Available records:
——————
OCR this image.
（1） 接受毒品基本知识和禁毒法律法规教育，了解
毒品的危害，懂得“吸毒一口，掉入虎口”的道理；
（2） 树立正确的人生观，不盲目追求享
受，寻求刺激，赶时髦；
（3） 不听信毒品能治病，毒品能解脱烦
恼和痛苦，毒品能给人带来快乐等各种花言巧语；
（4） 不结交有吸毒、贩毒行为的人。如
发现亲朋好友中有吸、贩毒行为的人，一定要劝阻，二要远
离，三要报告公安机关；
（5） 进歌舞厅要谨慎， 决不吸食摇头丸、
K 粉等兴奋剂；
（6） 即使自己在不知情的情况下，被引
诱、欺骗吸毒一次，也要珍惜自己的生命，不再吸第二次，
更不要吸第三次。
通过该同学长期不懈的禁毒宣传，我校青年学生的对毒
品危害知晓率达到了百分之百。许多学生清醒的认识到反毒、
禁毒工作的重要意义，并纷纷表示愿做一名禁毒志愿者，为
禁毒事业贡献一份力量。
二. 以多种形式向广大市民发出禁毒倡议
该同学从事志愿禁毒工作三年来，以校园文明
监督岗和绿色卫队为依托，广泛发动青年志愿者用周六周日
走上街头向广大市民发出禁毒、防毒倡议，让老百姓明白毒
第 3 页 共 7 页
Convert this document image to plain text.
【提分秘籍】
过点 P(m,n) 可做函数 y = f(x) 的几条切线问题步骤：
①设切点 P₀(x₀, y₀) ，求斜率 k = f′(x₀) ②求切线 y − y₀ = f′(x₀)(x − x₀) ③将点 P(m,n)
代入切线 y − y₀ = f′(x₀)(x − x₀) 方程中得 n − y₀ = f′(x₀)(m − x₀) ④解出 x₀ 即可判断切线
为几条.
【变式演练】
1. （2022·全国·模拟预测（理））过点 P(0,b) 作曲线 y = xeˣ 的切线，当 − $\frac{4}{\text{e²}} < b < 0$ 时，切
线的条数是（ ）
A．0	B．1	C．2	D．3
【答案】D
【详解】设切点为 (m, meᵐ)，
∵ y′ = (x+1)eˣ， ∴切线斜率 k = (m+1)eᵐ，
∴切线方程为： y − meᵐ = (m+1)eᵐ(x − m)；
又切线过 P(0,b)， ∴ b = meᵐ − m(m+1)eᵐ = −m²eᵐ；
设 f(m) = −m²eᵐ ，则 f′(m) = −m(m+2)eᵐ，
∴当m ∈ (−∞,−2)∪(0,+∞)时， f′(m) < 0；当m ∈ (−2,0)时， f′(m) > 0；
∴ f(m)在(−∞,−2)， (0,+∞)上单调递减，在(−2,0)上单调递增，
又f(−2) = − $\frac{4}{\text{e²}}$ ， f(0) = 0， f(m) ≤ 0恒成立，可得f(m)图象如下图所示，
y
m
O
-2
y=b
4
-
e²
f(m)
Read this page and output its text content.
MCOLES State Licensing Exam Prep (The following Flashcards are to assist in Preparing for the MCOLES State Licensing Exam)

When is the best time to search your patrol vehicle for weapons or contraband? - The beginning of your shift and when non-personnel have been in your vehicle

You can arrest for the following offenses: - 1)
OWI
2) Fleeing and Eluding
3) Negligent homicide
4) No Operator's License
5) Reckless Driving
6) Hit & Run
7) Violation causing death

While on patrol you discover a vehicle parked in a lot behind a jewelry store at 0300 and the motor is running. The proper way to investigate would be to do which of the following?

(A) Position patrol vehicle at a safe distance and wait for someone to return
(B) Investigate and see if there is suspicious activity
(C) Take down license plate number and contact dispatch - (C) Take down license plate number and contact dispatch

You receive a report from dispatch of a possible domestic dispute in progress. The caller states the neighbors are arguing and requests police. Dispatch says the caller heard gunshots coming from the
——————
What the task requires: Look through the listing above and count the lines where the string "patrol" appears. Report the number only.

Output for this exercise: 3